Output the stretch from the first of the rows below through the one containing "tank-label-line1: deplete — [192, 627, 372, 676]", both included, as a Markdown table with the columns Row No. and Row Text. Omit any blank lines.
##### RECORDS FOR THE EXERCISE #####
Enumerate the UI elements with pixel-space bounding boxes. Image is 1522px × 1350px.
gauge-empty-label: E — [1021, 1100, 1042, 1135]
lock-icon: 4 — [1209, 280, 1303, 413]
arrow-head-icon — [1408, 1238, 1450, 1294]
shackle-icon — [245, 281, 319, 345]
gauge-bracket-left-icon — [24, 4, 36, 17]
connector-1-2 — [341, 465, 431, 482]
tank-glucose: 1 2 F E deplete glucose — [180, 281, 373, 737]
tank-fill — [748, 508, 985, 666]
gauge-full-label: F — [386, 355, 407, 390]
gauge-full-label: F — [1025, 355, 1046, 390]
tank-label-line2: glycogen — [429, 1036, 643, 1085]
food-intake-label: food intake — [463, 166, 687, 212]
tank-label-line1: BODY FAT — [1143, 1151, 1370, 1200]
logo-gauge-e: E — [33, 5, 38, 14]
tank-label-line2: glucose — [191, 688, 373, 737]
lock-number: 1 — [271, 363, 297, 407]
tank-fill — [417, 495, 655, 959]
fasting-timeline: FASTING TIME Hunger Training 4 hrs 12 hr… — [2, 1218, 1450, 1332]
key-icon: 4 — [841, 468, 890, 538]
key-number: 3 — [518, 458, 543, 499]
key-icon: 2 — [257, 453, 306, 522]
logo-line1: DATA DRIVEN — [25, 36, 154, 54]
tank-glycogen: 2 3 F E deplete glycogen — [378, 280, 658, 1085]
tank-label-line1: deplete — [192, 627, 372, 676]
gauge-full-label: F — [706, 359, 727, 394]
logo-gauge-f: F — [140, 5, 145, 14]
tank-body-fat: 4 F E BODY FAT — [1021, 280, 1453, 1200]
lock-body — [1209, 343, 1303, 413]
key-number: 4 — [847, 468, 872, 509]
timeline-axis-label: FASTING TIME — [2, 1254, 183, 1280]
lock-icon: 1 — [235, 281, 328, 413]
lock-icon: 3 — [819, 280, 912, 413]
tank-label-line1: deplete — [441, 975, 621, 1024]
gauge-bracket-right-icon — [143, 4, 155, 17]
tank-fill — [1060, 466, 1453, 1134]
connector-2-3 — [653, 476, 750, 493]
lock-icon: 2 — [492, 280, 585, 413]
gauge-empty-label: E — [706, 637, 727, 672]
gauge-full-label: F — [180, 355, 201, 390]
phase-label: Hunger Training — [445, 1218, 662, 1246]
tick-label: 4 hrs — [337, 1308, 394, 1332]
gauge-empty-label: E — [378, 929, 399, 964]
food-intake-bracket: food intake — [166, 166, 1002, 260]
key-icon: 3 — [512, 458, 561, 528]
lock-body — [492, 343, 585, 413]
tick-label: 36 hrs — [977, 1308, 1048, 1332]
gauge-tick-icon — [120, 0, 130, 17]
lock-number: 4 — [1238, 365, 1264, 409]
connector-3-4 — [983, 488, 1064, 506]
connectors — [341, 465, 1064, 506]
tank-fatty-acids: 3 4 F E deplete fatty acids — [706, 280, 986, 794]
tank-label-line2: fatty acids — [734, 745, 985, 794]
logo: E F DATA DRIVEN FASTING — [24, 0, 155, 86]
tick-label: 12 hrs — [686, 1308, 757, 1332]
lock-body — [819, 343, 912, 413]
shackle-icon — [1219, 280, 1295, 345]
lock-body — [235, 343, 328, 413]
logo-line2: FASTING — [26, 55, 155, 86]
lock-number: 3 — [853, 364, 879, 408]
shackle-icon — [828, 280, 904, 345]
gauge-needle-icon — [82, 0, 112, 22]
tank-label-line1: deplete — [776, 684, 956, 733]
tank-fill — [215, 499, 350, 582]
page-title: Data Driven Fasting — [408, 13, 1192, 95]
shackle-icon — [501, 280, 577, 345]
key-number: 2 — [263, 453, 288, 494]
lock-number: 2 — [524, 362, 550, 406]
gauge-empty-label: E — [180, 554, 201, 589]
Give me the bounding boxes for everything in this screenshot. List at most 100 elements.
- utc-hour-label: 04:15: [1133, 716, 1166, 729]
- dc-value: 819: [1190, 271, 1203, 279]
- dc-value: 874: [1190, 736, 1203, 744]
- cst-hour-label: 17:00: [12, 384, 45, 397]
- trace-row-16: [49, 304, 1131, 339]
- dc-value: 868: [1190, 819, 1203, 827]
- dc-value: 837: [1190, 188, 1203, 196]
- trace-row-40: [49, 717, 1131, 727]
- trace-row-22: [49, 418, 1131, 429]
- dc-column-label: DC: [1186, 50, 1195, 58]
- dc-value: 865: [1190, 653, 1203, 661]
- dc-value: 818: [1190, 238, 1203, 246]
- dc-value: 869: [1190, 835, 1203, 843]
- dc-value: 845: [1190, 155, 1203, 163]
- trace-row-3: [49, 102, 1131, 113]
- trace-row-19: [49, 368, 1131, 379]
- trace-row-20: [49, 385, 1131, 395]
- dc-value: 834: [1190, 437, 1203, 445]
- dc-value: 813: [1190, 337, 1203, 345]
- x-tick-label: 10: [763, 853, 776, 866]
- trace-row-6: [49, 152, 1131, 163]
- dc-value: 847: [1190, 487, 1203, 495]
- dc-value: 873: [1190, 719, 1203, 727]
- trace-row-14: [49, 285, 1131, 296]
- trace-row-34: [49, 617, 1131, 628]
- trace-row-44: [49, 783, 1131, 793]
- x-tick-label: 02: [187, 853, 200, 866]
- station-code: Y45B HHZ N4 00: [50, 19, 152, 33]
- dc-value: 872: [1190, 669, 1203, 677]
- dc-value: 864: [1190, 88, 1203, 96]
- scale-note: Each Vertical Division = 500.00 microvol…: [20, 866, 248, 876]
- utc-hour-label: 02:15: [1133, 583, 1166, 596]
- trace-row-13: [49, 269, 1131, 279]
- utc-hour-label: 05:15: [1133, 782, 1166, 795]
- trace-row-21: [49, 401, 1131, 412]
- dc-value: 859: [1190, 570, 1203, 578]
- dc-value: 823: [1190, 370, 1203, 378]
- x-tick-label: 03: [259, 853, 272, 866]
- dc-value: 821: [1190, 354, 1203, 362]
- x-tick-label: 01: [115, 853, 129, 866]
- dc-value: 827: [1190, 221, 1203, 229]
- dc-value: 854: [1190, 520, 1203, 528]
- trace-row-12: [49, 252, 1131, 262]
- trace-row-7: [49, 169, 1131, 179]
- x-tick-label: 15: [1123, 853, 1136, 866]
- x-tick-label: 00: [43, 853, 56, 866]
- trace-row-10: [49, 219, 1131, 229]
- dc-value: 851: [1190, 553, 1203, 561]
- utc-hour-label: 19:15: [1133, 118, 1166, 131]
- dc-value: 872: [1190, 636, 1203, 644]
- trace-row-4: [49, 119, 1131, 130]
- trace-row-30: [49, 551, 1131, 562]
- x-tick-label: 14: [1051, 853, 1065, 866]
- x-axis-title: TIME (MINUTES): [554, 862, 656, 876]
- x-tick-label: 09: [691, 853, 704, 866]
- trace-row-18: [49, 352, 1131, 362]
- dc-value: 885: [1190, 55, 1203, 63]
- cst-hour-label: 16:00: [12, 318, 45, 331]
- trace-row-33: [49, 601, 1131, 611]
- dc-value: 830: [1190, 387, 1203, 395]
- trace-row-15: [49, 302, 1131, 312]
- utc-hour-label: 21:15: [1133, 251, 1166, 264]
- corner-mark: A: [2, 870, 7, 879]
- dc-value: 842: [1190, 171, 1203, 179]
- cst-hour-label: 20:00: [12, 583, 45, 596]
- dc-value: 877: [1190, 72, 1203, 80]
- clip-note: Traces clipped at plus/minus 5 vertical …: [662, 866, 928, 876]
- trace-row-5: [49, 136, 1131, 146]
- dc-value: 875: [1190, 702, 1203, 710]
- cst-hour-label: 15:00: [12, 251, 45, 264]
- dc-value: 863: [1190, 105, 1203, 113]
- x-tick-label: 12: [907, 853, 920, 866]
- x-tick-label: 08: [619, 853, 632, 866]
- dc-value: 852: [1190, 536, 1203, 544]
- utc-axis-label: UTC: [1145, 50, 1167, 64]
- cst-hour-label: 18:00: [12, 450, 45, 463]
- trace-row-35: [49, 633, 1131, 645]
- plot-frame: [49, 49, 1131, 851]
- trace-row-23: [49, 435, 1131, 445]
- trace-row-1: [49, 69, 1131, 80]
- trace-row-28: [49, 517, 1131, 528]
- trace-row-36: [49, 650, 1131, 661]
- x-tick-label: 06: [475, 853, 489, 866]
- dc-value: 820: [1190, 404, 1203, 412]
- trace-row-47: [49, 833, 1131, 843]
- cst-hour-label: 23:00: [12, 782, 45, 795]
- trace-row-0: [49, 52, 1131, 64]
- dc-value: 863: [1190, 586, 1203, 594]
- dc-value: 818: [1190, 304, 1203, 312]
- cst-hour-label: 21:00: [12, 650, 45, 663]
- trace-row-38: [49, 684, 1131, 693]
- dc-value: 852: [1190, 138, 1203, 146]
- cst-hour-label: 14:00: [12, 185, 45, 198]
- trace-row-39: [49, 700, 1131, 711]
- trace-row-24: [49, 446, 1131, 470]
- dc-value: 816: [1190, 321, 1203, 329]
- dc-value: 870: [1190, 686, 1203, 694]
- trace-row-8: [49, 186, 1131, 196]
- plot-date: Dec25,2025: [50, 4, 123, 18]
#####
# SOLUTION TO THIS EXERCISE
| Row No. | Row Text |
|---|---|
| 1 | Enumerate the UI elements with pixel-space bounding boxes. Image is 1522px × 1350px. |
| 2 | gauge-empty-label: E — [1021, 1100, 1042, 1135] |
| 3 | lock-icon: 4 — [1209, 280, 1303, 413] |
| 4 | arrow-head-icon — [1408, 1238, 1450, 1294] |
| 5 | shackle-icon — [245, 281, 319, 345] |
| 6 | gauge-bracket-left-icon — [24, 4, 36, 17] |
| 7 | connector-1-2 — [341, 465, 431, 482] |
| 8 | tank-glucose: 1 2 F E deplete glucose — [180, 281, 373, 737] |
| 9 | tank-fill — [748, 508, 985, 666] |
| 10 | gauge-full-label: F — [386, 355, 407, 390] |
| 11 | gauge-full-label: F — [1025, 355, 1046, 390] |
| 12 | tank-label-line2: glycogen — [429, 1036, 643, 1085] |
| 13 | food-intake-label: food intake — [463, 166, 687, 212] |
| 14 | tank-label-line1: BODY FAT — [1143, 1151, 1370, 1200] |
| 15 | logo-gauge-e: E — [33, 5, 38, 14] |
| 16 | tank-label-line2: glucose — [191, 688, 373, 737] |
| 17 | lock-number: 1 — [271, 363, 297, 407] |
| 18 | tank-fill — [417, 495, 655, 959] |
| 19 | fasting-timeline: FASTING TIME Hunger Training 4 hrs 12 hr… — [2, 1218, 1450, 1332] |
| 20 | key-icon: 4 — [841, 468, 890, 538] |
| 21 | key-number: 3 — [518, 458, 543, 499] |
| 22 | key-icon: 2 — [257, 453, 306, 522] |
| 23 | logo-line1: DATA DRIVEN — [25, 36, 154, 54] |
| 24 | tank-glycogen: 2 3 F E deplete glycogen — [378, 280, 658, 1085] |
| 25 | tank-label-line1: deplete — [192, 627, 372, 676] |